SHORT PROBLEM - Please transcribe the listing below in full and word for word, without its pictures.

RECORDS -

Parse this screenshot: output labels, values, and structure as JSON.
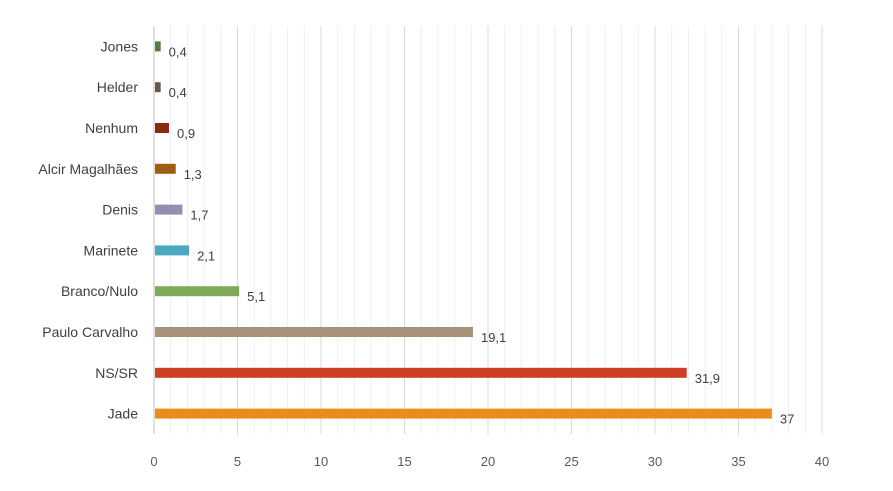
{
  "chart_data": {
    "type": "bar",
    "orientation": "horizontal",
    "categories": [
      "Jones",
      "Helder",
      "Nenhum",
      "Alcir Magalhães",
      "Denis",
      "Marinete",
      "Branco/Nulo",
      "Paulo Carvalho",
      "NS/SR",
      "Jade"
    ],
    "values": [
      0.4,
      0.4,
      0.9,
      1.3,
      1.7,
      2.1,
      5.1,
      19.1,
      31.9,
      37
    ],
    "value_labels": [
      "0,4",
      "0,4",
      "0,9",
      "1,3",
      "1,7",
      "2,1",
      "5,1",
      "19,1",
      "31,9",
      "37"
    ],
    "colors": [
      "#5a7a3a",
      "#6b5a48",
      "#8b2a14",
      "#a05c14",
      "#968cb4",
      "#4aa8c0",
      "#7faa5a",
      "#a8927a",
      "#cc3f25",
      "#ec8c1c"
    ],
    "xlim": [
      0,
      40
    ],
    "xticks": [
      "0",
      "5",
      "10",
      "15",
      "20",
      "25",
      "30",
      "35",
      "40"
    ],
    "grid": true,
    "title": "",
    "xlabel": "",
    "ylabel": ""
  }
}
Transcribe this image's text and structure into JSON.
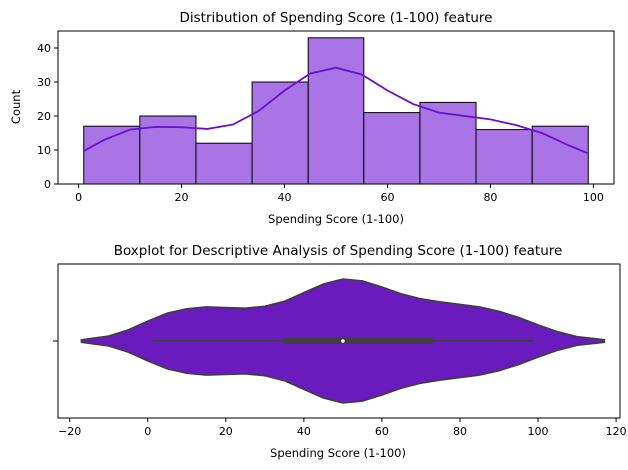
{
  "chart_data": [
    {
      "type": "bar",
      "title": "Distribution of Spending Score (1-100) feature",
      "xlabel": "Spending Score (1-100)",
      "ylabel": "Count",
      "xlim": [
        -4,
        104
      ],
      "ylim": [
        0,
        45
      ],
      "xticks": [
        "0",
        "20",
        "40",
        "60",
        "80",
        "100"
      ],
      "yticks": [
        "0",
        "10",
        "20",
        "30",
        "40"
      ],
      "bin_edges": [
        1,
        11.9,
        22.8,
        33.7,
        44.6,
        55.4,
        66.3,
        77.2,
        88.1,
        99
      ],
      "values": [
        17,
        20,
        12,
        30,
        43,
        21,
        24,
        16,
        17
      ],
      "bar_color": "#a874e6",
      "kde_color": "#6a0fd0",
      "kde": {
        "x": [
          1,
          5,
          10,
          15,
          20,
          25,
          30,
          35,
          40,
          45,
          50,
          55,
          60,
          65,
          70,
          75,
          80,
          85,
          90,
          95,
          99
        ],
        "y": [
          9.7,
          13,
          16,
          16.8,
          16.7,
          16.2,
          17.5,
          21.5,
          27.5,
          32.5,
          34.2,
          32.2,
          27.5,
          23.5,
          21,
          20,
          19,
          17.3,
          15,
          11.5,
          9
        ]
      }
    },
    {
      "type": "violin",
      "title": "Boxplot for Descriptive Analysis of Spending Score (1-100) feature",
      "xlabel": "Spending Score (1-100)",
      "xlim": [
        -23,
        121
      ],
      "xticks": [
        "−20",
        "0",
        "20",
        "40",
        "60",
        "80",
        "100",
        "120"
      ],
      "fill_color": "#6a1bbd",
      "edge_color": "#3f3f3f",
      "box": {
        "whisker_low": 1,
        "q1": 34.75,
        "median": 50,
        "q3": 73,
        "whisker_high": 99
      },
      "density": {
        "x": [
          -17,
          -10,
          -5,
          0,
          5,
          10,
          15,
          20,
          25,
          30,
          35,
          40,
          45,
          50,
          55,
          60,
          65,
          70,
          75,
          80,
          85,
          90,
          95,
          100,
          105,
          110,
          117
        ],
        "w": [
          0.02,
          0.08,
          0.18,
          0.32,
          0.45,
          0.52,
          0.55,
          0.54,
          0.53,
          0.56,
          0.64,
          0.78,
          0.92,
          1.0,
          0.97,
          0.87,
          0.76,
          0.68,
          0.63,
          0.59,
          0.55,
          0.48,
          0.38,
          0.26,
          0.15,
          0.07,
          0.02
        ]
      }
    }
  ]
}
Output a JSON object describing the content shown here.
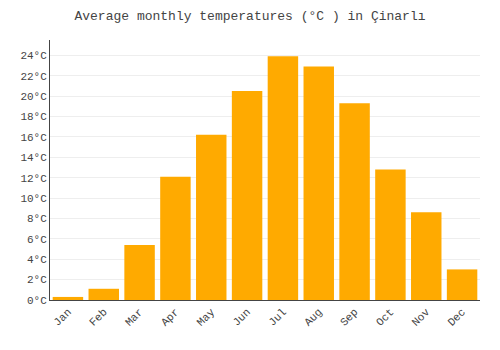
{
  "chart_data": {
    "type": "bar",
    "title": "Average monthly temperatures (°C ) in Çinarlı",
    "categories": [
      "Jan",
      "Feb",
      "Mar",
      "Apr",
      "May",
      "Jun",
      "Jul",
      "Aug",
      "Sep",
      "Oct",
      "Nov",
      "Dec"
    ],
    "values": [
      0.3,
      1.1,
      5.4,
      12.1,
      16.2,
      20.5,
      23.9,
      22.9,
      19.3,
      12.8,
      8.6,
      3.0
    ],
    "color": "#FFAA00",
    "ylim": [
      0,
      25.5
    ],
    "yticks": [
      {
        "value": 0,
        "label": "0°C"
      },
      {
        "value": 2,
        "label": "2°C"
      },
      {
        "value": 4,
        "label": "4°C"
      },
      {
        "value": 6,
        "label": "6°C"
      },
      {
        "value": 8,
        "label": "8°C"
      },
      {
        "value": 10,
        "label": "10°C"
      },
      {
        "value": 12,
        "label": "12°C"
      },
      {
        "value": 14,
        "label": "14°C"
      },
      {
        "value": 16,
        "label": "16°C"
      },
      {
        "value": 18,
        "label": "18°C"
      },
      {
        "value": 20,
        "label": "20°C"
      },
      {
        "value": 22,
        "label": "22°C"
      },
      {
        "value": 24,
        "label": "24°C"
      }
    ],
    "grid": true
  }
}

FULL SOLUTION -
Parse this screenshot: output labels, values, and structure as JSON.
{
  "chart_data": {
    "type": "bar",
    "orientation": "horizontal",
    "categories": [
      "Jones",
      "Helder",
      "Nenhum",
      "Alcir Magalhães",
      "Denis",
      "Marinete",
      "Branco/Nulo",
      "Paulo Carvalho",
      "NS/SR",
      "Jade"
    ],
    "values": [
      0.4,
      0.4,
      0.9,
      1.3,
      1.7,
      2.1,
      5.1,
      19.1,
      31.9,
      37
    ],
    "value_labels": [
      "0,4",
      "0,4",
      "0,9",
      "1,3",
      "1,7",
      "2,1",
      "5,1",
      "19,1",
      "31,9",
      "37"
    ],
    "colors": [
      "#5a7a3a",
      "#6b5a48",
      "#8b2a14",
      "#a05c14",
      "#968cb4",
      "#4aa8c0",
      "#7faa5a",
      "#a8927a",
      "#cc3f25",
      "#ec8c1c"
    ],
    "xlim": [
      0,
      40
    ],
    "xticks": [
      "0",
      "5",
      "10",
      "15",
      "20",
      "25",
      "30",
      "35",
      "40"
    ],
    "grid": true,
    "title": "",
    "xlabel": "",
    "ylabel": ""
  }
}
Transcribe this image's text and structure into JSON.
{
  "chart_data": [
    {
      "type": "bar",
      "title": "Distribution of Spending Score (1-100) feature",
      "xlabel": "Spending Score (1-100)",
      "ylabel": "Count",
      "xlim": [
        -4,
        104
      ],
      "ylim": [
        0,
        45
      ],
      "xticks": [
        "0",
        "20",
        "40",
        "60",
        "80",
        "100"
      ],
      "yticks": [
        "0",
        "10",
        "20",
        "30",
        "40"
      ],
      "bin_edges": [
        1,
        11.9,
        22.8,
        33.7,
        44.6,
        55.4,
        66.3,
        77.2,
        88.1,
        99
      ],
      "values": [
        17,
        20,
        12,
        30,
        43,
        21,
        24,
        16,
        17
      ],
      "bar_color": "#a874e6",
      "kde_color": "#6a0fd0",
      "kde": {
        "x": [
          1,
          5,
          10,
          15,
          20,
          25,
          30,
          35,
          40,
          45,
          50,
          55,
          60,
          65,
          70,
          75,
          80,
          85,
          90,
          95,
          99
        ],
        "y": [
          9.7,
          13,
          16,
          16.8,
          16.7,
          16.2,
          17.5,
          21.5,
          27.5,
          32.5,
          34.2,
          32.2,
          27.5,
          23.5,
          21,
          20,
          19,
          17.3,
          15,
          11.5,
          9
        ]
      }
    },
    {
      "type": "violin",
      "title": "Boxplot for Descriptive Analysis of Spending Score (1-100) feature",
      "xlabel": "Spending Score (1-100)",
      "xlim": [
        -23,
        121
      ],
      "xticks": [
        "−20",
        "0",
        "20",
        "40",
        "60",
        "80",
        "100",
        "120"
      ],
      "fill_color": "#6a1bbd",
      "edge_color": "#3f3f3f",
      "box": {
        "whisker_low": 1,
        "q1": 34.75,
        "median": 50,
        "q3": 73,
        "whisker_high": 99
      },
      "density": {
        "x": [
          -17,
          -10,
          -5,
          0,
          5,
          10,
          15,
          20,
          25,
          30,
          35,
          40,
          45,
          50,
          55,
          60,
          65,
          70,
          75,
          80,
          85,
          90,
          95,
          100,
          105,
          110,
          117
        ],
        "w": [
          0.02,
          0.08,
          0.18,
          0.32,
          0.45,
          0.52,
          0.55,
          0.54,
          0.53,
          0.56,
          0.64,
          0.78,
          0.92,
          1.0,
          0.97,
          0.87,
          0.76,
          0.68,
          0.63,
          0.59,
          0.55,
          0.48,
          0.38,
          0.26,
          0.15,
          0.07,
          0.02
        ]
      }
    }
  ]
}
Output a JSON object describing the content shown here.
{
  "chart_data": {
    "type": "bar",
    "title": "Average monthly temperatures (°C ) in Çinarlı",
    "categories": [
      "Jan",
      "Feb",
      "Mar",
      "Apr",
      "May",
      "Jun",
      "Jul",
      "Aug",
      "Sep",
      "Oct",
      "Nov",
      "Dec"
    ],
    "values": [
      0.3,
      1.1,
      5.4,
      12.1,
      16.2,
      20.5,
      23.9,
      22.9,
      19.3,
      12.8,
      8.6,
      3.0
    ],
    "color": "#FFAA00",
    "ylim": [
      0,
      25.5
    ],
    "yticks": [
      {
        "value": 0,
        "label": "0°C"
      },
      {
        "value": 2,
        "label": "2°C"
      },
      {
        "value": 4,
        "label": "4°C"
      },
      {
        "value": 6,
        "label": "6°C"
      },
      {
        "value": 8,
        "label": "8°C"
      },
      {
        "value": 10,
        "label": "10°C"
      },
      {
        "value": 12,
        "label": "12°C"
      },
      {
        "value": 14,
        "label": "14°C"
      },
      {
        "value": 16,
        "label": "16°C"
      },
      {
        "value": 18,
        "label": "18°C"
      },
      {
        "value": 20,
        "label": "20°C"
      },
      {
        "value": 22,
        "label": "22°C"
      },
      {
        "value": 24,
        "label": "24°C"
      }
    ],
    "grid": true
  }
}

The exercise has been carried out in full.